[DATASET EXCERPTS]

"""

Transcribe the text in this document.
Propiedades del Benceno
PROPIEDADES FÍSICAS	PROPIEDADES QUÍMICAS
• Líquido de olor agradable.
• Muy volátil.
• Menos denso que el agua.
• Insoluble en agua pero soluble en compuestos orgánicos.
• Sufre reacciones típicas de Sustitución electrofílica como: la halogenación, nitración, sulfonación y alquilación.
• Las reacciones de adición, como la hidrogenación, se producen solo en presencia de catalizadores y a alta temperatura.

"""

[WHAT YOU NEED TO DO] Using the listing above, return all lines where the word "agua" occurs.

[REPLY]
• Menos denso que el agua.
• Insoluble en agua pero soluble en compuestos orgánicos.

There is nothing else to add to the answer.